● **Stated problem**: Without the pictures, can you quote each line below exactly?

● **Dataset extract**:
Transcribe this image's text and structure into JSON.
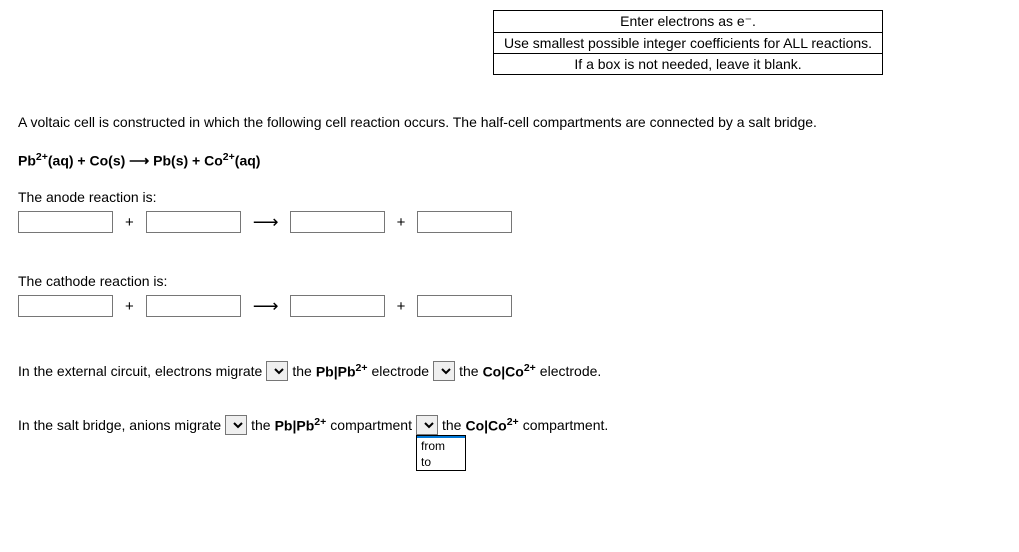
{
  "instructions": {
    "line1": "Enter electrons as e⁻.",
    "line2": "Use smallest possible integer coefficients for ALL reactions.",
    "line3": "If a box is not needed, leave it blank."
  },
  "intro": "A voltaic cell is constructed in which the following cell reaction occurs. The half-cell compartments are connected by a salt bridge.",
  "equation": {
    "r1": "Pb",
    "r1_sup": "2+",
    "r1_state": "(aq)",
    "plus1": " + ",
    "r2": "Co(s)",
    "arrow": " ⟶ ",
    "p1": "Pb(s)",
    "plus2": " + ",
    "p2": "Co",
    "p2_sup": "2+",
    "p2_state": "(aq)"
  },
  "anode_label": "The anode reaction is:",
  "cathode_label": "The cathode reaction is:",
  "symbols": {
    "plus": "+",
    "arrow": "⟶"
  },
  "sentence1": {
    "pre": "In the external circuit, electrons migrate ",
    "mid1_a": " the ",
    "mid1_b_pre": "Pb|Pb",
    "mid1_b_sup": "2+",
    "mid1_c": " electrode ",
    "mid2_a": " the ",
    "mid2_b_pre": "Co|Co",
    "mid2_b_sup": "2+",
    "mid2_c": " electrode."
  },
  "sentence2": {
    "pre": "In the salt bridge, anions migrate ",
    "mid1_a": " the ",
    "mid1_b_pre": "Pb|Pb",
    "mid1_b_sup": "2+",
    "mid1_c": " compartment ",
    "mid2_a": " the ",
    "mid2_b_pre": "Co|Co",
    "mid2_b_sup": "2+",
    "mid2_c": " compartment."
  },
  "dropdown": {
    "blank": "",
    "opt1": "from",
    "opt2": "to"
  }
}
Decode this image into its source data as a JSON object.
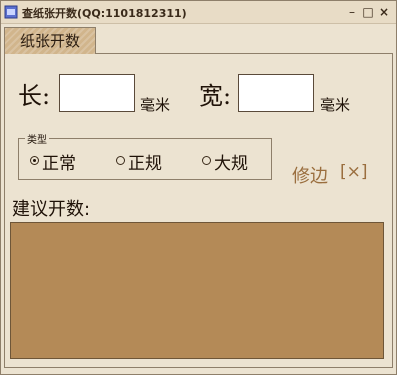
{
  "window": {
    "title": "查纸张开数(QQ:1101812311)",
    "icon": "app-icon",
    "controls": {
      "minimize": "–",
      "maximize": "□",
      "close": "×"
    }
  },
  "tabs": [
    {
      "label": "纸张开数",
      "active": true
    }
  ],
  "dimensions": {
    "length_label": "长:",
    "length_value": "",
    "length_unit": "毫米",
    "width_label": "宽:",
    "width_value": "",
    "width_unit": "毫米"
  },
  "type_group": {
    "legend": "类型",
    "options": [
      {
        "label": "正常",
        "selected": true
      },
      {
        "label": "正规",
        "selected": false
      },
      {
        "label": "大规",
        "selected": false
      }
    ]
  },
  "edge": {
    "label": "修边",
    "checkbox": "[×]"
  },
  "suggest": {
    "label": "建议开数:",
    "result": ""
  },
  "colors": {
    "background": "#ECE3D1",
    "result_area": "#B48A57",
    "link": "#9A6E3E",
    "tab": "#D1B58C"
  }
}
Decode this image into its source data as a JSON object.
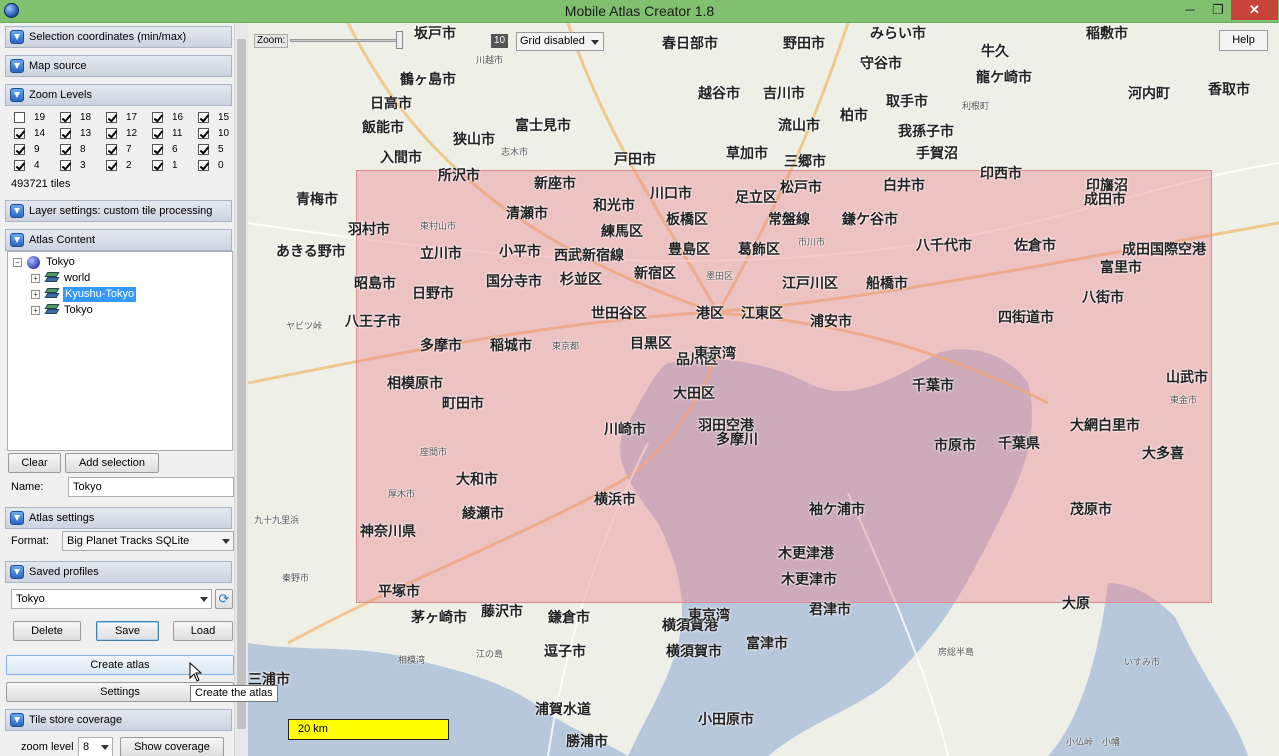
{
  "window": {
    "title": "Mobile Atlas Creator 1.8",
    "min": "─",
    "max": "❐",
    "close": "✕"
  },
  "sections": {
    "selection": "Selection coordinates (min/max)",
    "map_source": "Map source",
    "zoom_levels": "Zoom Levels",
    "layer_settings": "Layer settings: custom tile processing",
    "atlas_content": "Atlas Content",
    "atlas_settings": "Atlas settings",
    "saved_profiles": "Saved profiles",
    "tile_store": "Tile store coverage"
  },
  "zoom_levels": [
    {
      "level": "19",
      "checked": false
    },
    {
      "level": "18",
      "checked": true
    },
    {
      "level": "17",
      "checked": true
    },
    {
      "level": "16",
      "checked": true
    },
    {
      "level": "15",
      "checked": true
    },
    {
      "level": "14",
      "checked": true
    },
    {
      "level": "13",
      "checked": true
    },
    {
      "level": "12",
      "checked": true
    },
    {
      "level": "11",
      "checked": true
    },
    {
      "level": "10",
      "checked": true
    },
    {
      "level": "9",
      "checked": true
    },
    {
      "level": "8",
      "checked": true
    },
    {
      "level": "7",
      "checked": true
    },
    {
      "level": "6",
      "checked": true
    },
    {
      "level": "5",
      "checked": true
    },
    {
      "level": "4",
      "checked": true
    },
    {
      "level": "3",
      "checked": true
    },
    {
      "level": "2",
      "checked": true
    },
    {
      "level": "1",
      "checked": true
    },
    {
      "level": "0",
      "checked": true
    }
  ],
  "tile_count": "493721 tiles",
  "atlas_tree": {
    "root": "Tokyo",
    "children": [
      "world",
      "Kyushu-Tokyo",
      "Tokyo"
    ],
    "selected": "Kyushu-Tokyo"
  },
  "atlas_buttons": {
    "clear": "Clear",
    "add_selection": "Add selection"
  },
  "atlas_name": {
    "label": "Name:",
    "value": "Tokyo"
  },
  "atlas_format": {
    "label": "Format:",
    "value": "Big Planet Tracks SQLite"
  },
  "profiles": {
    "selected": "Tokyo",
    "delete": "Delete",
    "save": "Save",
    "load": "Load"
  },
  "actions": {
    "create_atlas": "Create atlas",
    "settings": "Settings",
    "tooltip": "Create the atlas"
  },
  "tile_store": {
    "zoom_label": "zoom level",
    "zoom_value": "8",
    "show_coverage": "Show coverage"
  },
  "map_controls": {
    "zoom_label": "Zoom:",
    "zoom_value": "10",
    "grid": "Grid disabled",
    "help": "Help",
    "scale": "20 km"
  },
  "map_labels": [
    "坂戸市",
    "春日部市",
    "野田市",
    "みらい市",
    "稲敷市",
    "牛久",
    "鶴ヶ島市",
    "川越市",
    "越谷市",
    "吉川市",
    "守谷市",
    "龍ケ崎市",
    "日高市",
    "富士見市",
    "流山市",
    "柏市",
    "取手市",
    "利根町",
    "河内町",
    "香取市",
    "飯能市",
    "狭山市",
    "志木市",
    "戸田市",
    "草加市",
    "三郷市",
    "我孫子市",
    "手賀沼",
    "成田市",
    "入間市",
    "所沢市",
    "新座市",
    "川口市",
    "足立区",
    "松戸市",
    "白井市",
    "印西市",
    "印旛沼",
    "青梅市",
    "清瀬市",
    "和光市",
    "板橋区",
    "常盤線",
    "鎌ケ谷市",
    "羽村市",
    "東村山市",
    "練馬区",
    "豊島区",
    "葛飾区",
    "市川市",
    "八千代市",
    "佐倉市",
    "成田国際空港",
    "あきる野市",
    "立川市",
    "小平市",
    "西武新宿線",
    "新宿区",
    "墨田区",
    "富里市",
    "昭島市",
    "国分寺市",
    "杉並区",
    "江戸川区",
    "船橋市",
    "八街市",
    "日野市",
    "世田谷区",
    "港区",
    "江東区",
    "浦安市",
    "四街道市",
    "八王子市",
    "多摩市",
    "稲城市",
    "東京都",
    "目黒区",
    "品川区",
    "東京湾",
    "千葉市",
    "山武市",
    "相模原市",
    "町田市",
    "大田区",
    "東金市",
    "大網白里市",
    "川崎市",
    "羽田空港",
    "多摩川",
    "市原市",
    "千葉県",
    "座間市",
    "大和市",
    "横浜市",
    "厚木市",
    "綾瀬市",
    "袖ケ浦市",
    "茂原市",
    "神奈川県",
    "木更津港",
    "木更津市",
    "秦野市",
    "平塚市",
    "君津市",
    "茅ヶ崎市",
    "藤沢市",
    "鎌倉市",
    "横須賀港",
    "東京湾",
    "富津市",
    "逗子市",
    "横須賀市",
    "江の島",
    "房総半島",
    "いすみ市",
    "相模湾",
    "浦賀水道",
    "小田原市",
    "三浦市",
    "勝浦市",
    "小仏峠",
    "ヤビツ峠",
    "九十九里浜",
    "大多喜",
    "大原",
    "小幡"
  ],
  "colors": {
    "titlebar": "#7fc16f",
    "selection": "#eb828c",
    "water": "#b7c8dd",
    "land": "#eef0e8",
    "scalebar": "#ffff00",
    "tree_selected": "#3399ff"
  }
}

● **Answer to the exercise**:
Transcribe this image's text and structure into JSON.
{
  "instructions": {
    "line1": "Enter electrons as e⁻.",
    "line2": "Use smallest possible integer coefficients for ALL reactions.",
    "line3": "If a box is not needed, leave it blank."
  },
  "intro": "A voltaic cell is constructed in which the following cell reaction occurs. The half-cell compartments are connected by a salt bridge.",
  "equation": {
    "r1": "Pb",
    "r1_sup": "2+",
    "r1_state": "(aq)",
    "plus1": " + ",
    "r2": "Co(s)",
    "arrow": " ⟶ ",
    "p1": "Pb(s)",
    "plus2": " + ",
    "p2": "Co",
    "p2_sup": "2+",
    "p2_state": "(aq)"
  },
  "anode_label": "The anode reaction is:",
  "cathode_label": "The cathode reaction is:",
  "symbols": {
    "plus": "+",
    "arrow": "⟶"
  },
  "sentence1": {
    "pre": "In the external circuit, electrons migrate ",
    "mid1_a": " the ",
    "mid1_b_pre": "Pb|Pb",
    "mid1_b_sup": "2+",
    "mid1_c": " electrode ",
    "mid2_a": " the ",
    "mid2_b_pre": "Co|Co",
    "mid2_b_sup": "2+",
    "mid2_c": " electrode."
  },
  "sentence2": {
    "pre": "In the salt bridge, anions migrate ",
    "mid1_a": " the ",
    "mid1_b_pre": "Pb|Pb",
    "mid1_b_sup": "2+",
    "mid1_c": " compartment ",
    "mid2_a": " the ",
    "mid2_b_pre": "Co|Co",
    "mid2_b_sup": "2+",
    "mid2_c": " compartment."
  },
  "dropdown": {
    "blank": "",
    "opt1": "from",
    "opt2": "to"
  }
}
Decode this image into its source data as a JSON object.
{
  "window": {
    "title": "查纸张开数(QQ:1101812311)",
    "icon": "app-icon",
    "controls": {
      "minimize": "–",
      "maximize": "□",
      "close": "×"
    }
  },
  "tabs": [
    {
      "label": "纸张开数",
      "active": true
    }
  ],
  "dimensions": {
    "length_label": "长:",
    "length_value": "",
    "length_unit": "毫米",
    "width_label": "宽:",
    "width_value": "",
    "width_unit": "毫米"
  },
  "type_group": {
    "legend": "类型",
    "options": [
      {
        "label": "正常",
        "selected": true
      },
      {
        "label": "正规",
        "selected": false
      },
      {
        "label": "大规",
        "selected": false
      }
    ]
  },
  "edge": {
    "label": "修边",
    "checkbox": "[×]"
  },
  "suggest": {
    "label": "建议开数:",
    "result": ""
  },
  "colors": {
    "background": "#ECE3D1",
    "result_area": "#B48A57",
    "link": "#9A6E3E",
    "tab": "#D1B58C"
  }
}
Decode this image into its source data as a JSON object.
{
  "window": {
    "title": "Mobile Atlas Creator 1.8",
    "min": "─",
    "max": "❐",
    "close": "✕"
  },
  "sections": {
    "selection": "Selection coordinates (min/max)",
    "map_source": "Map source",
    "zoom_levels": "Zoom Levels",
    "layer_settings": "Layer settings: custom tile processing",
    "atlas_content": "Atlas Content",
    "atlas_settings": "Atlas settings",
    "saved_profiles": "Saved profiles",
    "tile_store": "Tile store coverage"
  },
  "zoom_levels": [
    {
      "level": "19",
      "checked": false
    },
    {
      "level": "18",
      "checked": true
    },
    {
      "level": "17",
      "checked": true
    },
    {
      "level": "16",
      "checked": true
    },
    {
      "level": "15",
      "checked": true
    },
    {
      "level": "14",
      "checked": true
    },
    {
      "level": "13",
      "checked": true
    },
    {
      "level": "12",
      "checked": true
    },
    {
      "level": "11",
      "checked": true
    },
    {
      "level": "10",
      "checked": true
    },
    {
      "level": "9",
      "checked": true
    },
    {
      "level": "8",
      "checked": true
    },
    {
      "level": "7",
      "checked": true
    },
    {
      "level": "6",
      "checked": true
    },
    {
      "level": "5",
      "checked": true
    },
    {
      "level": "4",
      "checked": true
    },
    {
      "level": "3",
      "checked": true
    },
    {
      "level": "2",
      "checked": true
    },
    {
      "level": "1",
      "checked": true
    },
    {
      "level": "0",
      "checked": true
    }
  ],
  "tile_count": "493721 tiles",
  "atlas_tree": {
    "root": "Tokyo",
    "children": [
      "world",
      "Kyushu-Tokyo",
      "Tokyo"
    ],
    "selected": "Kyushu-Tokyo"
  },
  "atlas_buttons": {
    "clear": "Clear",
    "add_selection": "Add selection"
  },
  "atlas_name": {
    "label": "Name:",
    "value": "Tokyo"
  },
  "atlas_format": {
    "label": "Format:",
    "value": "Big Planet Tracks SQLite"
  },
  "profiles": {
    "selected": "Tokyo",
    "delete": "Delete",
    "save": "Save",
    "load": "Load"
  },
  "actions": {
    "create_atlas": "Create atlas",
    "settings": "Settings",
    "tooltip": "Create the atlas"
  },
  "tile_store": {
    "zoom_label": "zoom level",
    "zoom_value": "8",
    "show_coverage": "Show coverage"
  },
  "map_controls": {
    "zoom_label": "Zoom:",
    "zoom_value": "10",
    "grid": "Grid disabled",
    "help": "Help",
    "scale": "20 km"
  },
  "map_labels": [
    "坂戸市",
    "春日部市",
    "野田市",
    "みらい市",
    "稲敷市",
    "牛久",
    "鶴ヶ島市",
    "川越市",
    "越谷市",
    "吉川市",
    "守谷市",
    "龍ケ崎市",
    "日高市",
    "富士見市",
    "流山市",
    "柏市",
    "取手市",
    "利根町",
    "河内町",
    "香取市",
    "飯能市",
    "狭山市",
    "志木市",
    "戸田市",
    "草加市",
    "三郷市",
    "我孫子市",
    "手賀沼",
    "成田市",
    "入間市",
    "所沢市",
    "新座市",
    "川口市",
    "足立区",
    "松戸市",
    "白井市",
    "印西市",
    "印旛沼",
    "青梅市",
    "清瀬市",
    "和光市",
    "板橋区",
    "常盤線",
    "鎌ケ谷市",
    "羽村市",
    "東村山市",
    "練馬区",
    "豊島区",
    "葛飾区",
    "市川市",
    "八千代市",
    "佐倉市",
    "成田国際空港",
    "あきる野市",
    "立川市",
    "小平市",
    "西武新宿線",
    "新宿区",
    "墨田区",
    "富里市",
    "昭島市",
    "国分寺市",
    "杉並区",
    "江戸川区",
    "船橋市",
    "八街市",
    "日野市",
    "世田谷区",
    "港区",
    "江東区",
    "浦安市",
    "四街道市",
    "八王子市",
    "多摩市",
    "稲城市",
    "東京都",
    "目黒区",
    "品川区",
    "東京湾",
    "千葉市",
    "山武市",
    "相模原市",
    "町田市",
    "大田区",
    "東金市",
    "大網白里市",
    "川崎市",
    "羽田空港",
    "多摩川",
    "市原市",
    "千葉県",
    "座間市",
    "大和市",
    "横浜市",
    "厚木市",
    "綾瀬市",
    "袖ケ浦市",
    "茂原市",
    "神奈川県",
    "木更津港",
    "木更津市",
    "秦野市",
    "平塚市",
    "君津市",
    "茅ヶ崎市",
    "藤沢市",
    "鎌倉市",
    "横須賀港",
    "東京湾",
    "富津市",
    "逗子市",
    "横須賀市",
    "江の島",
    "房総半島",
    "いすみ市",
    "相模湾",
    "浦賀水道",
    "小田原市",
    "三浦市",
    "勝浦市",
    "小仏峠",
    "ヤビツ峠",
    "九十九里浜",
    "大多喜",
    "大原",
    "小幡"
  ],
  "colors": {
    "titlebar": "#7fc16f",
    "selection": "#eb828c",
    "water": "#b7c8dd",
    "land": "#eef0e8",
    "scalebar": "#ffff00",
    "tree_selected": "#3399ff"
  }
}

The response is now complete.